__Instructions to follow__. Take each line that has the word "annotation" and return it.

Items from a figure collection
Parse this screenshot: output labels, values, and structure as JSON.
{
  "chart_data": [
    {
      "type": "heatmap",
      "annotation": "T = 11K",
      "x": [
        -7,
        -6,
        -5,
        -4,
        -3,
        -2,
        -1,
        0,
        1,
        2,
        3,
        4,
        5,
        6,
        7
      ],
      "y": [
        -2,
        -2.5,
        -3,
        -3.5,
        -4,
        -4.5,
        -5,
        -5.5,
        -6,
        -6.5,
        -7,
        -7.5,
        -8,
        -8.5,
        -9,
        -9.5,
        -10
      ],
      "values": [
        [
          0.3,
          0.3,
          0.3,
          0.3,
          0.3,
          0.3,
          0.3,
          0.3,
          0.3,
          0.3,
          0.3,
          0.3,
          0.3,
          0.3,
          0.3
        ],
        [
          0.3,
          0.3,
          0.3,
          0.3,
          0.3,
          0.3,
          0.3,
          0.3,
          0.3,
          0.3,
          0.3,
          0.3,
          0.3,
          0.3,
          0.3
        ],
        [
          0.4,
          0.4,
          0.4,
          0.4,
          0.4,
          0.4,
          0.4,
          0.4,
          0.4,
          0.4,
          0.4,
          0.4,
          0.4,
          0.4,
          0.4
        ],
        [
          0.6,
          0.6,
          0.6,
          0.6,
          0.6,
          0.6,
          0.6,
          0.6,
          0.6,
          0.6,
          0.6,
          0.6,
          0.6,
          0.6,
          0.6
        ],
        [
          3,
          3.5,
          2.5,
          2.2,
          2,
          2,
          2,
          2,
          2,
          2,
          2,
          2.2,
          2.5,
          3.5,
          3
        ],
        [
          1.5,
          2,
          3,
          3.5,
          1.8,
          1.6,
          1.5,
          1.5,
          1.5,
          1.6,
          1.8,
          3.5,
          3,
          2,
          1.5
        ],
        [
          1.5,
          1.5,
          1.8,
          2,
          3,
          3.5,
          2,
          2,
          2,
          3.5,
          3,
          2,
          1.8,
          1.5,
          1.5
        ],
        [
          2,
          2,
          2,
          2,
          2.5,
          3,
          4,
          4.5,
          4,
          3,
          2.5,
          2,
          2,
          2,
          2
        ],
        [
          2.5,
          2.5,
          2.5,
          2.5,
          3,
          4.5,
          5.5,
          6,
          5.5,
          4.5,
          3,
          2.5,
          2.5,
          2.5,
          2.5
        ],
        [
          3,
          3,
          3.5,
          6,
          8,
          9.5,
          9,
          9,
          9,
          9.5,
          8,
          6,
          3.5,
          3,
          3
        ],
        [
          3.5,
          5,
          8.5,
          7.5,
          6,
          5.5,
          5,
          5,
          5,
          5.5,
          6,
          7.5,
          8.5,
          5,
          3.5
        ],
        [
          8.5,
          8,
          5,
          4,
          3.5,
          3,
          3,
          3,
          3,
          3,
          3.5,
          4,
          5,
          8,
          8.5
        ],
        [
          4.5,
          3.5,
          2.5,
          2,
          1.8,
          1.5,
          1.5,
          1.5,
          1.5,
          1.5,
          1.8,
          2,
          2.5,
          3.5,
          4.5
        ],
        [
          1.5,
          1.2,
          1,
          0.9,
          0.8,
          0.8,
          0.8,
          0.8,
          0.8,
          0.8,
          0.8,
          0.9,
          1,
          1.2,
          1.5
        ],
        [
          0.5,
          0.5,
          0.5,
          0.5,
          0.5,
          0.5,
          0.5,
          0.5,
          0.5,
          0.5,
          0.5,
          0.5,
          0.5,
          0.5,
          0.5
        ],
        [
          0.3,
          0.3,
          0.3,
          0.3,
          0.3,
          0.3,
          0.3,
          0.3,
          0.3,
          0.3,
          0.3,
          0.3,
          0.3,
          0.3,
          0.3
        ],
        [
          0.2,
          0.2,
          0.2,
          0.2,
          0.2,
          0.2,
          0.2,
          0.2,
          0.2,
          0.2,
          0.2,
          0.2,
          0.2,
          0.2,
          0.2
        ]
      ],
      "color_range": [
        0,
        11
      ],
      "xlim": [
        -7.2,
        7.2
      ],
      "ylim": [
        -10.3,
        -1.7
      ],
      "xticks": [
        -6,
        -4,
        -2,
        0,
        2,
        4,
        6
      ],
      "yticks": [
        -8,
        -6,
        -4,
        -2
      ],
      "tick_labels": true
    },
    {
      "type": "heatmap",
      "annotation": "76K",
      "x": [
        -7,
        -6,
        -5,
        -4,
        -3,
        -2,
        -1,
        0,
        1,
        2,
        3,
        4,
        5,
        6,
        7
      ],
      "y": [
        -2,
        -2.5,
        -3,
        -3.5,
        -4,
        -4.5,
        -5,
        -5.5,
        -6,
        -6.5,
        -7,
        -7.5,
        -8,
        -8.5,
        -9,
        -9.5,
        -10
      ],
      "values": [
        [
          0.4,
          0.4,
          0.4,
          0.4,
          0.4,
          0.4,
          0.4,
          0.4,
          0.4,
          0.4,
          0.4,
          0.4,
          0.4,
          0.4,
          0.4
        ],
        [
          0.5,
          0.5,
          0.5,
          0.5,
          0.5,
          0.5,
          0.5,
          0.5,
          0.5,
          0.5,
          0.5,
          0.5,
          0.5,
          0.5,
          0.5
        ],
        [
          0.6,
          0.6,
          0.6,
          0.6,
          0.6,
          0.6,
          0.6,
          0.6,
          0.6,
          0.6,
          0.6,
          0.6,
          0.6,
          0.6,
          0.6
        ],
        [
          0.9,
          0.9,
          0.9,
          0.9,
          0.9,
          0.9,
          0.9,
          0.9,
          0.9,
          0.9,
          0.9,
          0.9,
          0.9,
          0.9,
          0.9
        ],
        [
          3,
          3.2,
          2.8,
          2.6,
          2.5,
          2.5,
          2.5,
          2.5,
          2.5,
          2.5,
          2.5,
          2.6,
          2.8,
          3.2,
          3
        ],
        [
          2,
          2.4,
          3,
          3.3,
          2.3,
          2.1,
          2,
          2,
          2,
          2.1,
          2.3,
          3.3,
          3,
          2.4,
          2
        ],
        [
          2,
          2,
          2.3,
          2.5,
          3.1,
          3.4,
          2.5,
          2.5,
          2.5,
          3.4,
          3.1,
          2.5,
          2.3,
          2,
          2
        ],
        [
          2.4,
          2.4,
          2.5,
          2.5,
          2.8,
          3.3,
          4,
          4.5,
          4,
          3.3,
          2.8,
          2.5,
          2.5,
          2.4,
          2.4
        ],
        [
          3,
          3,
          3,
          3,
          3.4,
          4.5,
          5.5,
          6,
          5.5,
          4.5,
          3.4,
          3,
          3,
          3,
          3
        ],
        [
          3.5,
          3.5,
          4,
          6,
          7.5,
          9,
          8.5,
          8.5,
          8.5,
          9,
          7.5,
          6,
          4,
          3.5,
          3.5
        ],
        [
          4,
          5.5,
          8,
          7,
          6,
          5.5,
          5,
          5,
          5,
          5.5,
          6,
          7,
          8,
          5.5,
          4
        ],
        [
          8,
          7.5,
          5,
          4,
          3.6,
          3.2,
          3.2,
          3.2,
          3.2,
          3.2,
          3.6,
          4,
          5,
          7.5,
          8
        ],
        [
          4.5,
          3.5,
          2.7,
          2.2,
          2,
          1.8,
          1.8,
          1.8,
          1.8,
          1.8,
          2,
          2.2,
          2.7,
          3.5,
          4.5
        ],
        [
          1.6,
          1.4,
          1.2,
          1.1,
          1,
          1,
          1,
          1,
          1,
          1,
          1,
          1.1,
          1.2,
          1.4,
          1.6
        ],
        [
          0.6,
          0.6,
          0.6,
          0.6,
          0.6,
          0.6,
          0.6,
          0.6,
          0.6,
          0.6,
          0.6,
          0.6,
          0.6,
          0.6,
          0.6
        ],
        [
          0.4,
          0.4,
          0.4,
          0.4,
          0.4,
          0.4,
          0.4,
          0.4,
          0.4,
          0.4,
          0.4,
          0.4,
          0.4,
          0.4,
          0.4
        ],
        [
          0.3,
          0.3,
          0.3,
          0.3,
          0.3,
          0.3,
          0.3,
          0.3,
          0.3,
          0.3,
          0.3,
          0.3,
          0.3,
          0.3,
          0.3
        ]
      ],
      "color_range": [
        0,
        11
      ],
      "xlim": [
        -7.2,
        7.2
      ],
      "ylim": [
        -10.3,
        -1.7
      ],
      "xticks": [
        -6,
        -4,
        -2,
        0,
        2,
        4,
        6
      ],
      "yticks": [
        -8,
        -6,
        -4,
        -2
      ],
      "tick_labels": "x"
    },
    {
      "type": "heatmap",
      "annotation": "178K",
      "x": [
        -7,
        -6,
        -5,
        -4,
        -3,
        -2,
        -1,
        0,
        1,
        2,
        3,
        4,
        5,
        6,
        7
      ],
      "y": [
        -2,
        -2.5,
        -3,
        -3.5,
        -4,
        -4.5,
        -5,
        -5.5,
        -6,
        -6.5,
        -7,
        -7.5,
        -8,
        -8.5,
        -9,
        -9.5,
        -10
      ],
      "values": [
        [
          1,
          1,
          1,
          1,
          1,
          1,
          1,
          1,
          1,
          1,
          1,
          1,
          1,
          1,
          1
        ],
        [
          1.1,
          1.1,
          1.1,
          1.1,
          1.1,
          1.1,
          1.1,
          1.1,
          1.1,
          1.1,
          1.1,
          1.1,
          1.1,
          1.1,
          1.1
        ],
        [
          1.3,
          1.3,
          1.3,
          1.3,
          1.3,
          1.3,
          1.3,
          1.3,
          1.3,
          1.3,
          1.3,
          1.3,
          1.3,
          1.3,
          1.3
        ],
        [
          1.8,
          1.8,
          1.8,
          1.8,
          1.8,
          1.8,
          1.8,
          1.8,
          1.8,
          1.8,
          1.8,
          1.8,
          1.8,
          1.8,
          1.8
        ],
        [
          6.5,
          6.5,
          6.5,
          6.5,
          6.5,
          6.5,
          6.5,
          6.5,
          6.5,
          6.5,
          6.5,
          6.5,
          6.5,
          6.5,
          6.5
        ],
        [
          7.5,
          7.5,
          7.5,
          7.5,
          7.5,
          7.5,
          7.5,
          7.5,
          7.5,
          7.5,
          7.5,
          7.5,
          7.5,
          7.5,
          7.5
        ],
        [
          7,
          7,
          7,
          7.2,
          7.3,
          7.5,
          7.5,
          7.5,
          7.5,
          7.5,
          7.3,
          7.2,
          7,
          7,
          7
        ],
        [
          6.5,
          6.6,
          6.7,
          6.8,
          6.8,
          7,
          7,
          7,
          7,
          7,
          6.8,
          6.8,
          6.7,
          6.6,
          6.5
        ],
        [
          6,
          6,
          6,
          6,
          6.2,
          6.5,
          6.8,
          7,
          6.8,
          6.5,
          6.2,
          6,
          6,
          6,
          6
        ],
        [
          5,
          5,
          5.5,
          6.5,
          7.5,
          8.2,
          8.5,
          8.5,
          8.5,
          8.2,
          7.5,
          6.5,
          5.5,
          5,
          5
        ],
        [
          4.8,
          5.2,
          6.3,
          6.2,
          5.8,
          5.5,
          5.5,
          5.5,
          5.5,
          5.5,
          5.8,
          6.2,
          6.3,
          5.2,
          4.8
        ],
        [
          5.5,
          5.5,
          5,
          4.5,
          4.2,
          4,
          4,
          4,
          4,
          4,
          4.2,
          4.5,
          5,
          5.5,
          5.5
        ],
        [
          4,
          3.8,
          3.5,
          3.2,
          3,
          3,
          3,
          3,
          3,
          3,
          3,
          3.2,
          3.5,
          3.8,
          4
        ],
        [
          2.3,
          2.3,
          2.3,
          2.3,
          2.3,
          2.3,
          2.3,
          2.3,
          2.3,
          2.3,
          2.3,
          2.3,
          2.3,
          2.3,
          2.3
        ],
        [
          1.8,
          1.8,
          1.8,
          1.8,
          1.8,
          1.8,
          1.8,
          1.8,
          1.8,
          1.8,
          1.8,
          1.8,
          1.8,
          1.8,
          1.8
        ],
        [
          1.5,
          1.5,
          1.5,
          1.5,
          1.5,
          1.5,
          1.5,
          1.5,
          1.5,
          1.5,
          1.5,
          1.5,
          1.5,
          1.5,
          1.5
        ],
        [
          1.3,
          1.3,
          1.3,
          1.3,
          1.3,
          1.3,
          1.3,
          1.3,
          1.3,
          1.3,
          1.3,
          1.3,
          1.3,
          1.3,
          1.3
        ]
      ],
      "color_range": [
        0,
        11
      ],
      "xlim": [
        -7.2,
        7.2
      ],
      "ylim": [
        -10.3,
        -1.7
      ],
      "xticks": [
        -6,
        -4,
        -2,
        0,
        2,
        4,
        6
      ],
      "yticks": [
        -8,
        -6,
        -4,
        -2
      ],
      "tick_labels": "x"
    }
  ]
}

__Output below__.
      "annotation": "T = 11K",
      "annotation": "76K",
      "annotation": "178K",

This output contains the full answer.